__Recorded data__

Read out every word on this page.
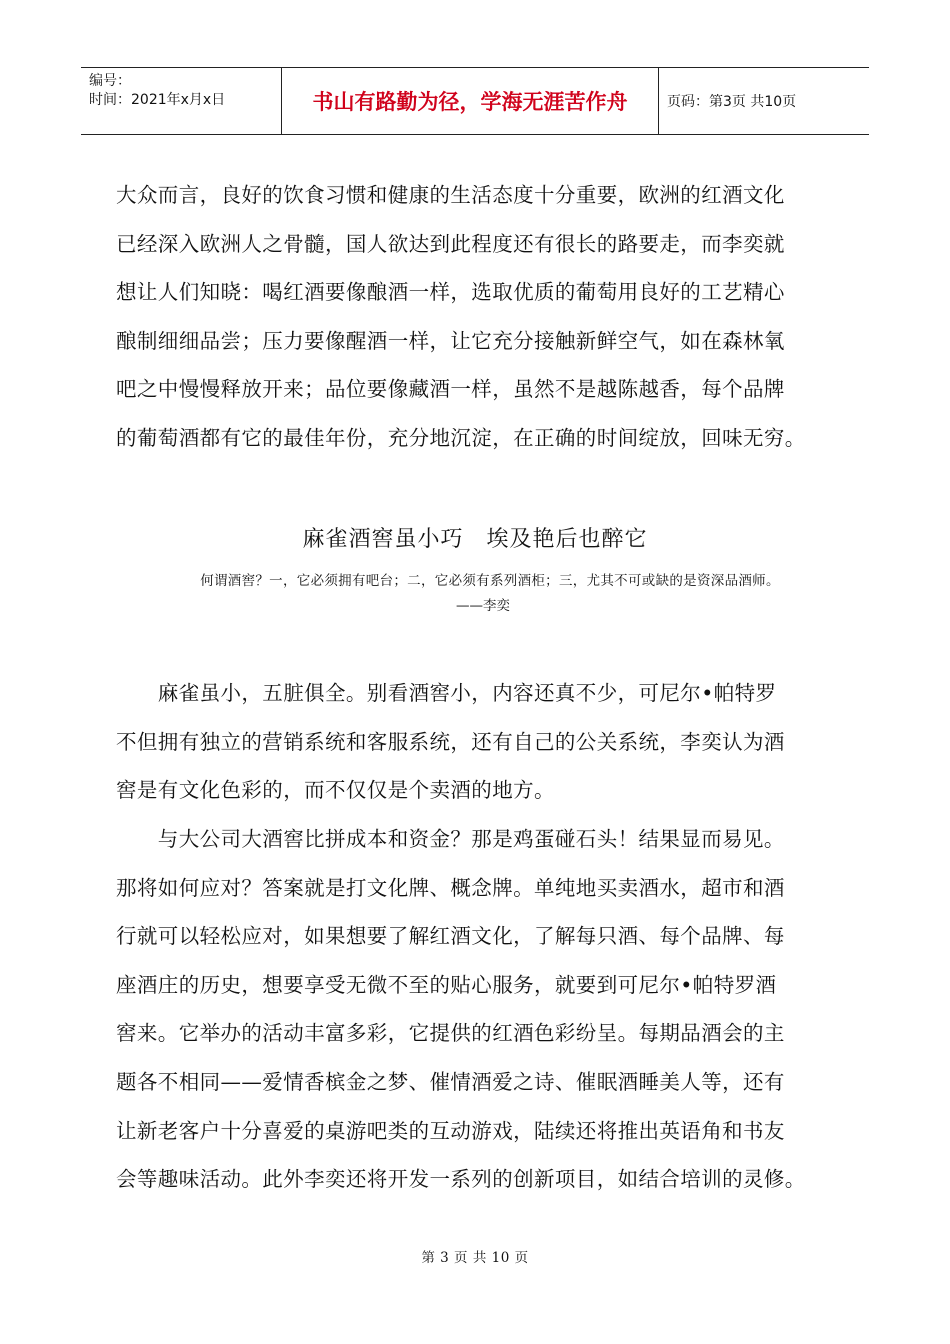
编号：
时间：2021年x月x日	书山有路勤为径，学海无涯苦作舟	页码：第3页 共10页
大众而言，良好的饮食习惯和健康的生活态度十分重要，欧洲的红酒文化
已经深入欧洲人之骨髓，国人欲达到此程度还有很长的路要走，而李奕就
想让人们知晓：喝红酒要像酿酒一样，选取优质的葡萄用良好的工艺精心
酿制细细品尝；压力要像醒酒一样，让它充分接触新鲜空气，如在森林氧
吧之中慢慢释放开来；品位要像藏酒一样，虽然不是越陈越香，每个品牌
的葡萄酒都有它的最佳年份，充分地沉淀，在正确的时间绽放，回味无穷。
麻雀酒窖虽小巧　埃及艳后也醉它
何谓酒窖？一，它必须拥有吧台；二，它必须有系列酒柜；三，尤其不可或缺的是资深品酒师。
——李奕
　　麻雀虽小，五脏俱全。别看酒窖小，内容还真不少，可尼尔•帕特罗
不但拥有独立的营销系统和客服系统，还有自己的公关系统，李奕认为酒
窖是有文化色彩的，而不仅仅是个卖酒的地方。
　　与大公司大酒窖比拼成本和资金？那是鸡蛋碰石头！结果显而易见。
那将如何应对？答案就是打文化牌、概念牌。单纯地买卖酒水，超市和酒
行就可以轻松应对，如果想要了解红酒文化，了解每只酒、每个品牌、每
座酒庄的历史，想要享受无微不至的贴心服务，就要到可尼尔•帕特罗酒
窖来。它举办的活动丰富多彩，它提供的红酒色彩纷呈。每期品酒会的主
题各不相同——爱情香槟金之梦、催情酒爱之诗、催眠酒睡美人等，还有
让新老客户十分喜爱的桌游吧类的互动游戏，陆续还将推出英语角和书友
会等趣味活动。此外李奕还将开发一系列的创新项目，如结合培训的灵修。
第 3 页 共 10 页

__GOAL__
Restate the whole of the material word for word without the pictures.

__WRITTEN RESPONSE__
Read out every word on this page.
编号：
时间：2021年x月x日	书山有路勤为径，学海无涯苦作舟	页码：第3页 共10页
大众而言，良好的饮食习惯和健康的生活态度十分重要，欧洲的红酒文化
已经深入欧洲人之骨髓，国人欲达到此程度还有很长的路要走，而李奕就
想让人们知晓：喝红酒要像酿酒一样，选取优质的葡萄用良好的工艺精心
酿制细细品尝；压力要像醒酒一样，让它充分接触新鲜空气，如在森林氧
吧之中慢慢释放开来；品位要像藏酒一样，虽然不是越陈越香，每个品牌
的葡萄酒都有它的最佳年份，充分地沉淀，在正确的时间绽放，回味无穷。
麻雀酒窖虽小巧　埃及艳后也醉它
何谓酒窖？一，它必须拥有吧台；二，它必须有系列酒柜；三，尤其不可或缺的是资深品酒师。
——李奕
　　麻雀虽小，五脏俱全。别看酒窖小，内容还真不少，可尼尔•帕特罗
不但拥有独立的营销系统和客服系统，还有自己的公关系统，李奕认为酒
窖是有文化色彩的，而不仅仅是个卖酒的地方。
　　与大公司大酒窖比拼成本和资金？那是鸡蛋碰石头！结果显而易见。
那将如何应对？答案就是打文化牌、概念牌。单纯地买卖酒水，超市和酒
行就可以轻松应对，如果想要了解红酒文化，了解每只酒、每个品牌、每
座酒庄的历史，想要享受无微不至的贴心服务，就要到可尼尔•帕特罗酒
窖来。它举办的活动丰富多彩，它提供的红酒色彩纷呈。每期品酒会的主
题各不相同——爱情香槟金之梦、催情酒爱之诗、催眠酒睡美人等，还有
让新老客户十分喜爱的桌游吧类的互动游戏，陆续还将推出英语角和书友
会等趣味活动。此外李奕还将开发一系列的创新项目，如结合培训的灵修。
第 3 页 共 10 页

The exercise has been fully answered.